#### [SET TASK]
Can all of these lines be returned exactly?

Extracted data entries
________________________________________
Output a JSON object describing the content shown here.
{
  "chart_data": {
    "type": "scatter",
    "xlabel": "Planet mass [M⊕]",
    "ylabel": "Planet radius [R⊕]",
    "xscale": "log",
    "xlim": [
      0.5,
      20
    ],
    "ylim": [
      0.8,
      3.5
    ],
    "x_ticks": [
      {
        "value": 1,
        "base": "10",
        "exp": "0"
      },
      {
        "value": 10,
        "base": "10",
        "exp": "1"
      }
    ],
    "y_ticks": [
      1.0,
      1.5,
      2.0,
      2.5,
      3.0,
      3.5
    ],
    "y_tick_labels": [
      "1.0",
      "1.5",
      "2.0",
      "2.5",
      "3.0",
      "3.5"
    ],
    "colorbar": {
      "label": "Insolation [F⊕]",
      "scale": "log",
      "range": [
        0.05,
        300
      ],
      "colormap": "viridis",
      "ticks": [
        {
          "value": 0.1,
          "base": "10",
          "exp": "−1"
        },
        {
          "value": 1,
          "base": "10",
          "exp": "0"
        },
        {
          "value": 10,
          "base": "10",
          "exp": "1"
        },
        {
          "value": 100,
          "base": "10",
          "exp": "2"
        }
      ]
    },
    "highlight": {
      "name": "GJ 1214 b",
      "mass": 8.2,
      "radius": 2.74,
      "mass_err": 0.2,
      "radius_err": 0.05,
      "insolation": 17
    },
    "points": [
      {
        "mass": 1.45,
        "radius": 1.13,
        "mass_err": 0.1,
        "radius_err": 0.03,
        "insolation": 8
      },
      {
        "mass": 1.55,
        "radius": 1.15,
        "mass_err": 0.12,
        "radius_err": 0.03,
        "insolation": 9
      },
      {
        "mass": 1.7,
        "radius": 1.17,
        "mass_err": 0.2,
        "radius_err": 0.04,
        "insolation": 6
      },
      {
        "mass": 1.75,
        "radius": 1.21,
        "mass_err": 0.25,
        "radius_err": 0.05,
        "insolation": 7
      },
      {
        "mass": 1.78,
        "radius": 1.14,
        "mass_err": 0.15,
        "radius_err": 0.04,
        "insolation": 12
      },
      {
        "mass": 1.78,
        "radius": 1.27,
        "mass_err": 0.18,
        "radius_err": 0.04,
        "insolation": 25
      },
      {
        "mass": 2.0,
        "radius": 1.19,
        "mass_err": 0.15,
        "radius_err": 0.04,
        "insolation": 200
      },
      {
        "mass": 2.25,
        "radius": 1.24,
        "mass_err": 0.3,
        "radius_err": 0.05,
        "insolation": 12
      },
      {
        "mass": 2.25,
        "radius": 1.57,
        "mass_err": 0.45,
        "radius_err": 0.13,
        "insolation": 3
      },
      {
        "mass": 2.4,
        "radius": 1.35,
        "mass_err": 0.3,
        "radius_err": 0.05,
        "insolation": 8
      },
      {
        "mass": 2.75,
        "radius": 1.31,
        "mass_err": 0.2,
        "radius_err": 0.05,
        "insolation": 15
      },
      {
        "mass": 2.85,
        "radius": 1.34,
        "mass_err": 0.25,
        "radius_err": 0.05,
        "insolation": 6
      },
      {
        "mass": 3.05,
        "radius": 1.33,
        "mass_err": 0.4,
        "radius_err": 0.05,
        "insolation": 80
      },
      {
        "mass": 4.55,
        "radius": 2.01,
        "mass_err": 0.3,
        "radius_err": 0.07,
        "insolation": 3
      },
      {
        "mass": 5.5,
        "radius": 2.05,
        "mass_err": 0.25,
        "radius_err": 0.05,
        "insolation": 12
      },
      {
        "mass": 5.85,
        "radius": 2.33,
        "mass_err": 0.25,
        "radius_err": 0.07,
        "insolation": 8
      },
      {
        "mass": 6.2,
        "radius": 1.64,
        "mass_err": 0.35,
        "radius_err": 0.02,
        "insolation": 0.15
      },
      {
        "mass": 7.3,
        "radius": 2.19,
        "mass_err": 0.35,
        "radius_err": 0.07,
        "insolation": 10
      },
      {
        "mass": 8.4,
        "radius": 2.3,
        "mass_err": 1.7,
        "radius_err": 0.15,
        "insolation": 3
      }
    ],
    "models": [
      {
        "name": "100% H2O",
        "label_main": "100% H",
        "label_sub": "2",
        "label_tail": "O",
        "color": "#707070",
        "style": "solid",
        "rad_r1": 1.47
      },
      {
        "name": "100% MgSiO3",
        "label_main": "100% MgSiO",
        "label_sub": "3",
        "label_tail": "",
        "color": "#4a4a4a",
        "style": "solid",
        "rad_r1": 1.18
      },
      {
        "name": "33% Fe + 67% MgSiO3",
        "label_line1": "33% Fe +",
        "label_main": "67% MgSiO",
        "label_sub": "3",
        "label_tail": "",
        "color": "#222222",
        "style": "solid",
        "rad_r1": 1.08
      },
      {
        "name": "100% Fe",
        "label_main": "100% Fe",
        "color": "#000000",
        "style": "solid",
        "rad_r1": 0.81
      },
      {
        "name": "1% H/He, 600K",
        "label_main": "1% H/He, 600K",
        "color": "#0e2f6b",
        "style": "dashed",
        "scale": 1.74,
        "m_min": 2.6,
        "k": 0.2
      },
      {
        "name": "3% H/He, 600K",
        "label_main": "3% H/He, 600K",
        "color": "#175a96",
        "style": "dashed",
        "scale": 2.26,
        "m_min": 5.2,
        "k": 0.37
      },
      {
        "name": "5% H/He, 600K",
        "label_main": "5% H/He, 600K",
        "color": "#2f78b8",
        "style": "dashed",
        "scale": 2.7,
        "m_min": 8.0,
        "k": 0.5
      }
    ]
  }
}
________________________________________
#### [RESULT OF THE EXERCISE]
Output a JSON object describing the content shown here.
{
  "chart_data": {
    "type": "scatter",
    "xlabel": "Planet mass [M⊕]",
    "ylabel": "Planet radius [R⊕]",
    "xscale": "log",
    "xlim": [
      0.5,
      20
    ],
    "ylim": [
      0.8,
      3.5
    ],
    "x_ticks": [
      {
        "value": 1,
        "base": "10",
        "exp": "0"
      },
      {
        "value": 10,
        "base": "10",
        "exp": "1"
      }
    ],
    "y_ticks": [
      1.0,
      1.5,
      2.0,
      2.5,
      3.0,
      3.5
    ],
    "y_tick_labels": [
      "1.0",
      "1.5",
      "2.0",
      "2.5",
      "3.0",
      "3.5"
    ],
    "colorbar": {
      "label": "Insolation [F⊕]",
      "scale": "log",
      "range": [
        0.05,
        300
      ],
      "colormap": "viridis",
      "ticks": [
        {
          "value": 0.1,
          "base": "10",
          "exp": "−1"
        },
        {
          "value": 1,
          "base": "10",
          "exp": "0"
        },
        {
          "value": 10,
          "base": "10",
          "exp": "1"
        },
        {
          "value": 100,
          "base": "10",
          "exp": "2"
        }
      ]
    },
    "highlight": {
      "name": "GJ 1214 b",
      "mass": 8.2,
      "radius": 2.74,
      "mass_err": 0.2,
      "radius_err": 0.05,
      "insolation": 17
    },
    "points": [
      {
        "mass": 1.45,
        "radius": 1.13,
        "mass_err": 0.1,
        "radius_err": 0.03,
        "insolation": 8
      },
      {
        "mass": 1.55,
        "radius": 1.15,
        "mass_err": 0.12,
        "radius_err": 0.03,
        "insolation": 9
      },
      {
        "mass": 1.7,
        "radius": 1.17,
        "mass_err": 0.2,
        "radius_err": 0.04,
        "insolation": 6
      },
      {
        "mass": 1.75,
        "radius": 1.21,
        "mass_err": 0.25,
        "radius_err": 0.05,
        "insolation": 7
      },
      {
        "mass": 1.78,
        "radius": 1.14,
        "mass_err": 0.15,
        "radius_err": 0.04,
        "insolation": 12
      },
      {
        "mass": 1.78,
        "radius": 1.27,
        "mass_err": 0.18,
        "radius_err": 0.04,
        "insolation": 25
      },
      {
        "mass": 2.0,
        "radius": 1.19,
        "mass_err": 0.15,
        "radius_err": 0.04,
        "insolation": 200
      },
      {
        "mass": 2.25,
        "radius": 1.24,
        "mass_err": 0.3,
        "radius_err": 0.05,
        "insolation": 12
      },
      {
        "mass": 2.25,
        "radius": 1.57,
        "mass_err": 0.45,
        "radius_err": 0.13,
        "insolation": 3
      },
      {
        "mass": 2.4,
        "radius": 1.35,
        "mass_err": 0.3,
        "radius_err": 0.05,
        "insolation": 8
      },
      {
        "mass": 2.75,
        "radius": 1.31,
        "mass_err": 0.2,
        "radius_err": 0.05,
        "insolation": 15
      },
      {
        "mass": 2.85,
        "radius": 1.34,
        "mass_err": 0.25,
        "radius_err": 0.05,
        "insolation": 6
      },
      {
        "mass": 3.05,
        "radius": 1.33,
        "mass_err": 0.4,
        "radius_err": 0.05,
        "insolation": 80
      },
      {
        "mass": 4.55,
        "radius": 2.01,
        "mass_err": 0.3,
        "radius_err": 0.07,
        "insolation": 3
      },
      {
        "mass": 5.5,
        "radius": 2.05,
        "mass_err": 0.25,
        "radius_err": 0.05,
        "insolation": 12
      },
      {
        "mass": 5.85,
        "radius": 2.33,
        "mass_err": 0.25,
        "radius_err": 0.07,
        "insolation": 8
      },
      {
        "mass": 6.2,
        "radius": 1.64,
        "mass_err": 0.35,
        "radius_err": 0.02,
        "insolation": 0.15
      },
      {
        "mass": 7.3,
        "radius": 2.19,
        "mass_err": 0.35,
        "radius_err": 0.07,
        "insolation": 10
      },
      {
        "mass": 8.4,
        "radius": 2.3,
        "mass_err": 1.7,
        "radius_err": 0.15,
        "insolation": 3
      }
    ],
    "models": [
      {
        "name": "100% H2O",
        "label_main": "100% H",
        "label_sub": "2",
        "label_tail": "O",
        "color": "#707070",
        "style": "solid",
        "rad_r1": 1.47
      },
      {
        "name": "100% MgSiO3",
        "label_main": "100% MgSiO",
        "label_sub": "3",
        "label_tail": "",
        "color": "#4a4a4a",
        "style": "solid",
        "rad_r1": 1.18
      },
      {
        "name": "33% Fe + 67% MgSiO3",
        "label_line1": "33% Fe +",
        "label_main": "67% MgSiO",
        "label_sub": "3",
        "label_tail": "",
        "color": "#222222",
        "style": "solid",
        "rad_r1": 1.08
      },
      {
        "name": "100% Fe",
        "label_main": "100% Fe",
        "color": "#000000",
        "style": "solid",
        "rad_r1": 0.81
      },
      {
        "name": "1% H/He, 600K",
        "label_main": "1% H/He, 600K",
        "color": "#0e2f6b",
        "style": "dashed",
        "scale": 1.74,
        "m_min": 2.6,
        "k": 0.2
      },
      {
        "name": "3% H/He, 600K",
        "label_main": "3% H/He, 600K",
        "color": "#175a96",
        "style": "dashed",
        "scale": 2.26,
        "m_min": 5.2,
        "k": 0.37
      },
      {
        "name": "5% H/He, 600K",
        "label_main": "5% H/He, 600K",
        "color": "#2f78b8",
        "style": "dashed",
        "scale": 2.7,
        "m_min": 8.0,
        "k": 0.5
      }
    ]
  }
}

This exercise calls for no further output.